** Stated task **
The records below must be duplicated exactly, character for character.
[Start of Data shown]
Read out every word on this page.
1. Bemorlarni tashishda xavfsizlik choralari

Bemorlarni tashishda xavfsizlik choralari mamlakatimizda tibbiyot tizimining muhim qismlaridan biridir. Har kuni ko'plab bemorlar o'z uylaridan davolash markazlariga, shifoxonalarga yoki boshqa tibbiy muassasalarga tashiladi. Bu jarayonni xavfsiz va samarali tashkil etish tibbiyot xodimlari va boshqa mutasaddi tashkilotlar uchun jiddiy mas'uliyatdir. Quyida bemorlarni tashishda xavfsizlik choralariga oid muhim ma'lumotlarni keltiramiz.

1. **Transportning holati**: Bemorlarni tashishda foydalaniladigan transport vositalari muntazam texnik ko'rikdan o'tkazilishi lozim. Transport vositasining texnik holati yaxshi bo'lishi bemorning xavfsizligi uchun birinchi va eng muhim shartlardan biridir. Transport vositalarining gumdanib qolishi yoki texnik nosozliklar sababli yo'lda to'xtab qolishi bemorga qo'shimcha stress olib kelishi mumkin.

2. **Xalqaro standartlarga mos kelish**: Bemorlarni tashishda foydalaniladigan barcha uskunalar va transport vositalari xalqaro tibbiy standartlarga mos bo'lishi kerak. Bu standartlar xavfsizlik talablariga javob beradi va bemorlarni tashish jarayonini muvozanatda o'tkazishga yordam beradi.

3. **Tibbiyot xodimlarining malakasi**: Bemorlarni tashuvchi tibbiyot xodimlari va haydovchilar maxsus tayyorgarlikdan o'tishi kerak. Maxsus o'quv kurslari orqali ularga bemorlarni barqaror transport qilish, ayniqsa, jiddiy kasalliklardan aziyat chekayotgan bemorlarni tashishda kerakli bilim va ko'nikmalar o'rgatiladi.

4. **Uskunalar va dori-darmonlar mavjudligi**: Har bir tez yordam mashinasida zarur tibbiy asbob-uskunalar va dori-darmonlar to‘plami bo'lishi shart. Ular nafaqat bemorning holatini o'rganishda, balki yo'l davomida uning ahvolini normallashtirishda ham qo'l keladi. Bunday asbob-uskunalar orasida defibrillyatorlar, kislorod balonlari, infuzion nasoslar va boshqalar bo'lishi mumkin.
[End of Data shown]
** Response to the exercise **
Read out every word on this page.
1. Bemorlarni tashishda xavfsizlik choralari

Bemorlarni tashishda xavfsizlik choralari mamlakatimizda tibbiyot tizimining muhim qismlaridan biridir. Har kuni ko'plab bemorlar o'z uylaridan davolash markazlariga, shifoxonalarga yoki boshqa tibbiy muassasalarga tashiladi. Bu jarayonni xavfsiz va samarali tashkil etish tibbiyot xodimlari va boshqa mutasaddi tashkilotlar uchun jiddiy mas'uliyatdir. Quyida bemorlarni tashishda xavfsizlik choralariga oid muhim ma'lumotlarni keltiramiz.

1. **Transportning holati**: Bemorlarni tashishda foydalaniladigan transport vositalari muntazam texnik ko'rikdan o'tkazilishi lozim. Transport vositasining texnik holati yaxshi bo'lishi bemorning xavfsizligi uchun birinchi va eng muhim shartlardan biridir. Transport vositalarining gumdanib qolishi yoki texnik nosozliklar sababli yo'lda to'xtab qolishi bemorga qo'shimcha stress olib kelishi mumkin.

2. **Xalqaro standartlarga mos kelish**: Bemorlarni tashishda foydalaniladigan barcha uskunalar va transport vositalari xalqaro tibbiy standartlarga mos bo'lishi kerak. Bu standartlar xavfsizlik talablariga javob beradi va bemorlarni tashish jarayonini muvozanatda o'tkazishga yordam beradi.

3. **Tibbiyot xodimlarining malakasi**: Bemorlarni tashuvchi tibbiyot xodimlari va haydovchilar maxsus tayyorgarlikdan o'tishi kerak. Maxsus o'quv kurslari orqali ularga bemorlarni barqaror transport qilish, ayniqsa, jiddiy kasalliklardan aziyat chekayotgan bemorlarni tashishda kerakli bilim va ko'nikmalar o'rgatiladi.

4. **Uskunalar va dori-darmonlar mavjudligi**: Har bir tez yordam mashinasida zarur tibbiy asbob-uskunalar va dori-darmonlar to‘plami bo'lishi shart. Ular nafaqat bemorning holatini o'rganishda, balki yo'l davomida uning ahvolini normallashtirishda ham qo'l keladi. Bunday asbob-uskunalar orasida defibrillyatorlar, kislorod balonlari, infuzion nasoslar va boshqalar bo'lishi mumkin.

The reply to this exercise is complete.